*PROBLEM DESCRIPTION:*
Skip every image and restate the data word for word.

*PROVIDED DATA:*

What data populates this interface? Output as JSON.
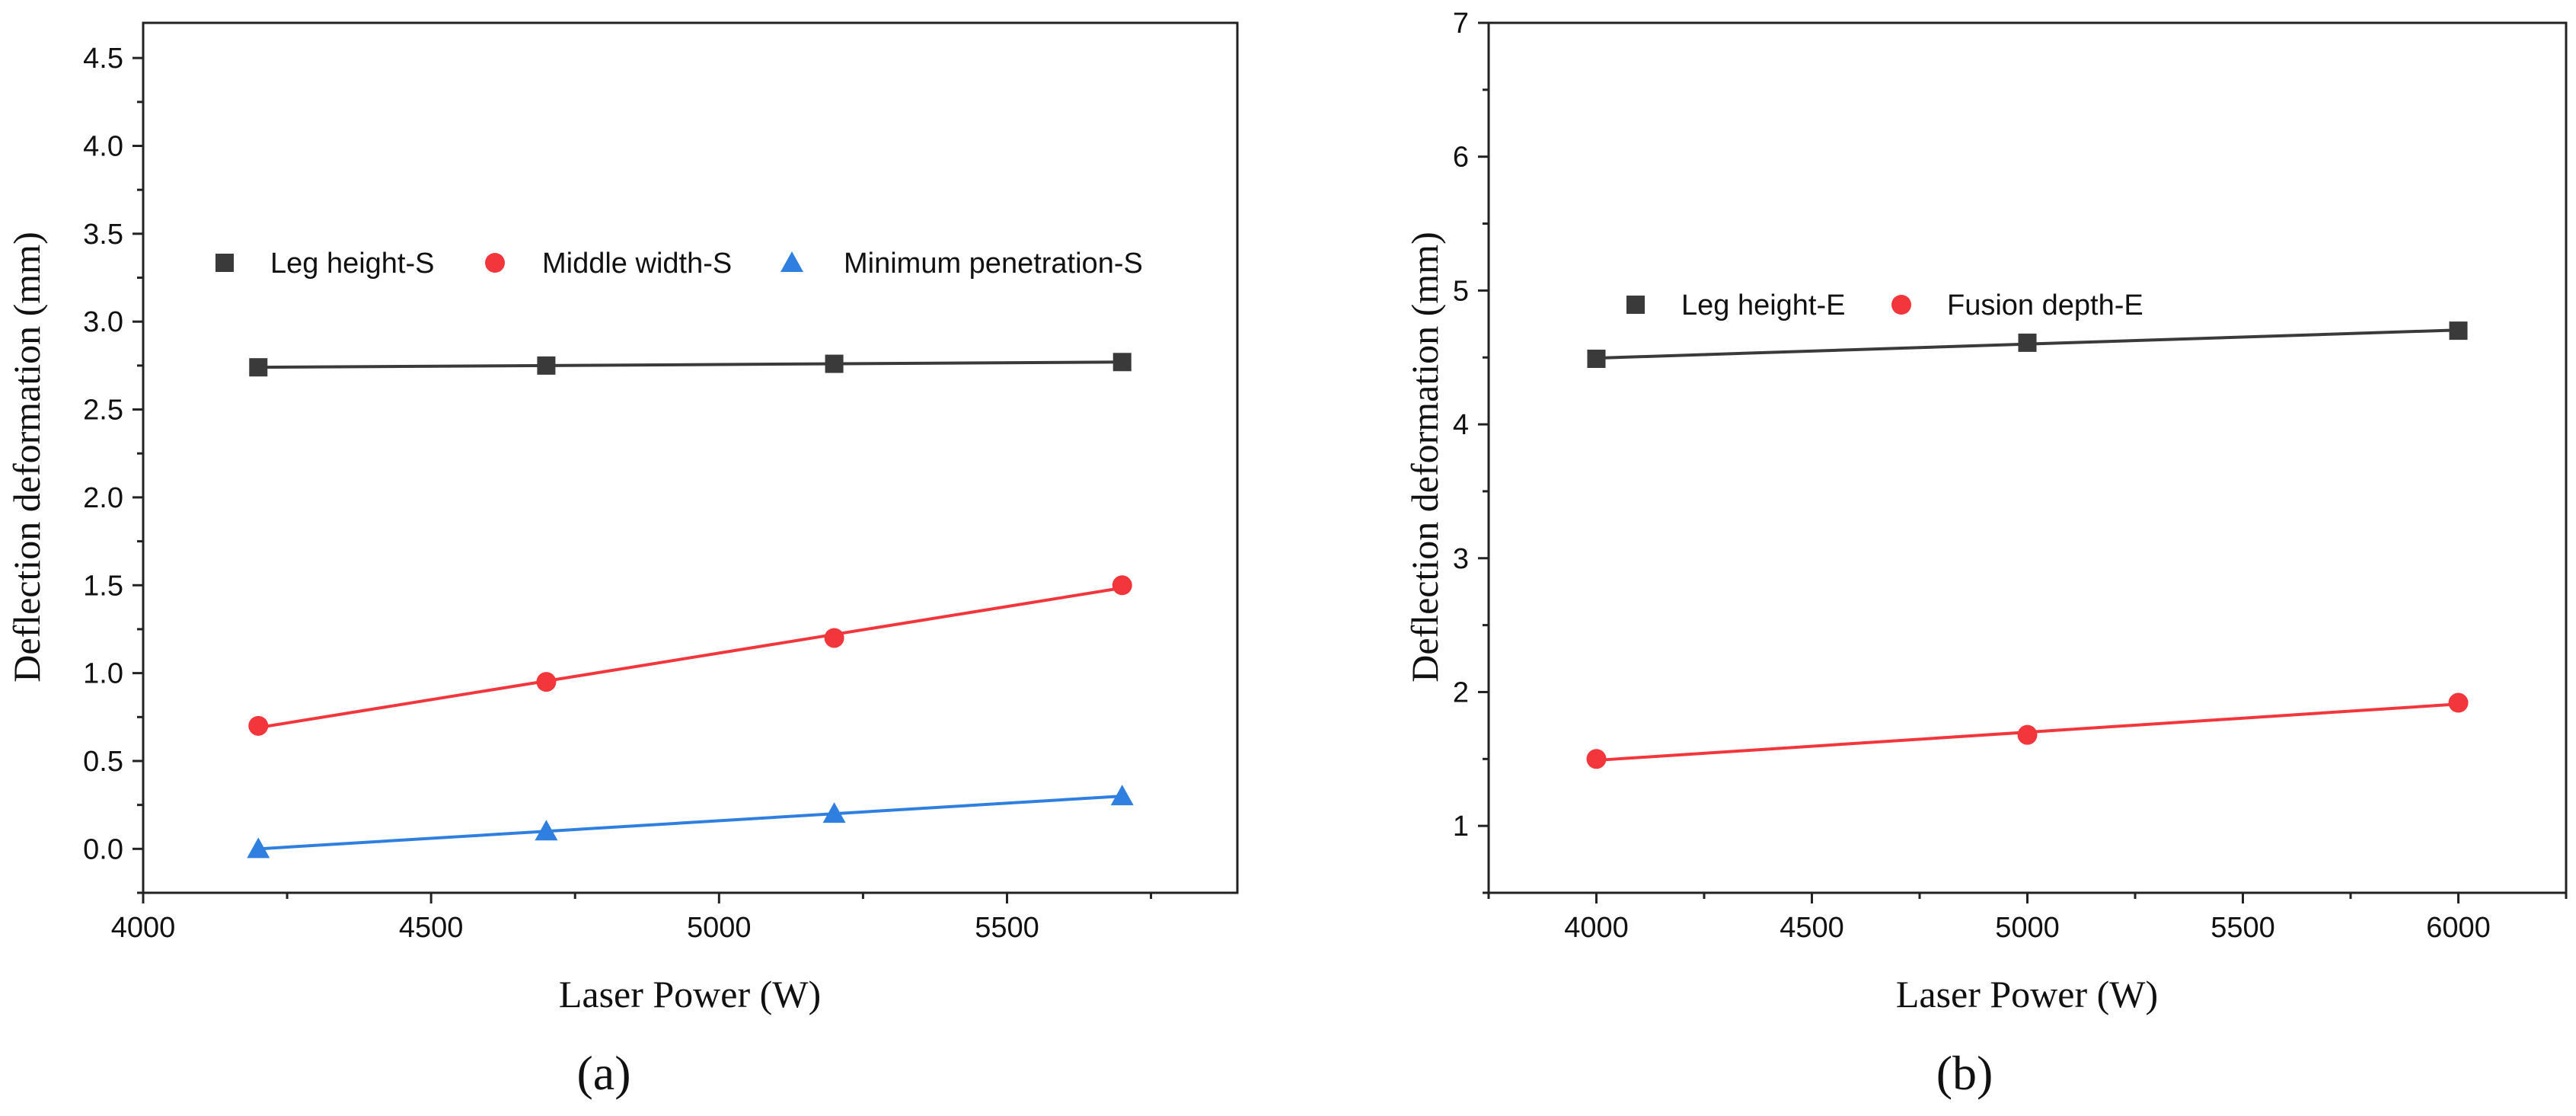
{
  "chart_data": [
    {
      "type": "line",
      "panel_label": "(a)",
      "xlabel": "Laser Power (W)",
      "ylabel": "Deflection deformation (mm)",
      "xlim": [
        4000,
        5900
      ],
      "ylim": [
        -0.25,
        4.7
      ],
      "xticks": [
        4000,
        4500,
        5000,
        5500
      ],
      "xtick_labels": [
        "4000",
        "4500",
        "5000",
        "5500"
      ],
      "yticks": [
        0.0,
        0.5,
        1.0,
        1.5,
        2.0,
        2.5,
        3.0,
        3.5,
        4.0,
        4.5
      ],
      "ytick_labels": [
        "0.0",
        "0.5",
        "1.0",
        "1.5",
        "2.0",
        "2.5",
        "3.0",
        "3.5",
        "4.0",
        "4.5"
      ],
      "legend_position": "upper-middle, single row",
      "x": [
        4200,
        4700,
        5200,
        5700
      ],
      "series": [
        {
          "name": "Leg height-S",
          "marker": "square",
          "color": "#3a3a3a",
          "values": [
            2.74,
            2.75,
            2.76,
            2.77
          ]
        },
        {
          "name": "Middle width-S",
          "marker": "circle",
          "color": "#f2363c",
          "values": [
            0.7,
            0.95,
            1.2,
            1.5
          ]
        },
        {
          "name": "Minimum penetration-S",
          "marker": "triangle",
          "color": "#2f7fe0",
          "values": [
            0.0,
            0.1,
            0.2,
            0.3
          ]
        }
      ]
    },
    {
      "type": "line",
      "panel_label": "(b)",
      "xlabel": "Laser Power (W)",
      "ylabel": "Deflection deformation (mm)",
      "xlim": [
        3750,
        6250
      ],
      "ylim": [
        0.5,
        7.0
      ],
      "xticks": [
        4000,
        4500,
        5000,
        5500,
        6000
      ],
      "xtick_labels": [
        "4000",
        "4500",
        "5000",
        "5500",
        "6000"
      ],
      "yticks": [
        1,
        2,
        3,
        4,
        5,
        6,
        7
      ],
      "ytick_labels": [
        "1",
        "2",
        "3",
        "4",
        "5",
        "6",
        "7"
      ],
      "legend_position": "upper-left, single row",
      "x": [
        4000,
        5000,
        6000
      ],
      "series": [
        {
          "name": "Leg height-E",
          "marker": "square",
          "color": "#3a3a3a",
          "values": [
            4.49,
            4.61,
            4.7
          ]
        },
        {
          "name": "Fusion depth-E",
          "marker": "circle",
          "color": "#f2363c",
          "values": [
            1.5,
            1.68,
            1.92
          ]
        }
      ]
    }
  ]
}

*RESPONSE TO THE TASK:*
What data populates this interface? Output as JSON.
{
  "chart_data": [
    {
      "type": "line",
      "panel_label": "(a)",
      "xlabel": "Laser Power (W)",
      "ylabel": "Deflection deformation (mm)",
      "xlim": [
        4000,
        5900
      ],
      "ylim": [
        -0.25,
        4.7
      ],
      "xticks": [
        4000,
        4500,
        5000,
        5500
      ],
      "xtick_labels": [
        "4000",
        "4500",
        "5000",
        "5500"
      ],
      "yticks": [
        0.0,
        0.5,
        1.0,
        1.5,
        2.0,
        2.5,
        3.0,
        3.5,
        4.0,
        4.5
      ],
      "ytick_labels": [
        "0.0",
        "0.5",
        "1.0",
        "1.5",
        "2.0",
        "2.5",
        "3.0",
        "3.5",
        "4.0",
        "4.5"
      ],
      "legend_position": "upper-middle, single row",
      "x": [
        4200,
        4700,
        5200,
        5700
      ],
      "series": [
        {
          "name": "Leg height-S",
          "marker": "square",
          "color": "#3a3a3a",
          "values": [
            2.74,
            2.75,
            2.76,
            2.77
          ]
        },
        {
          "name": "Middle width-S",
          "marker": "circle",
          "color": "#f2363c",
          "values": [
            0.7,
            0.95,
            1.2,
            1.5
          ]
        },
        {
          "name": "Minimum penetration-S",
          "marker": "triangle",
          "color": "#2f7fe0",
          "values": [
            0.0,
            0.1,
            0.2,
            0.3
          ]
        }
      ]
    },
    {
      "type": "line",
      "panel_label": "(b)",
      "xlabel": "Laser Power (W)",
      "ylabel": "Deflection deformation (mm)",
      "xlim": [
        3750,
        6250
      ],
      "ylim": [
        0.5,
        7.0
      ],
      "xticks": [
        4000,
        4500,
        5000,
        5500,
        6000
      ],
      "xtick_labels": [
        "4000",
        "4500",
        "5000",
        "5500",
        "6000"
      ],
      "yticks": [
        1,
        2,
        3,
        4,
        5,
        6,
        7
      ],
      "ytick_labels": [
        "1",
        "2",
        "3",
        "4",
        "5",
        "6",
        "7"
      ],
      "legend_position": "upper-left, single row",
      "x": [
        4000,
        5000,
        6000
      ],
      "series": [
        {
          "name": "Leg height-E",
          "marker": "square",
          "color": "#3a3a3a",
          "values": [
            4.49,
            4.61,
            4.7
          ]
        },
        {
          "name": "Fusion depth-E",
          "marker": "circle",
          "color": "#f2363c",
          "values": [
            1.5,
            1.68,
            1.92
          ]
        }
      ]
    }
  ]
}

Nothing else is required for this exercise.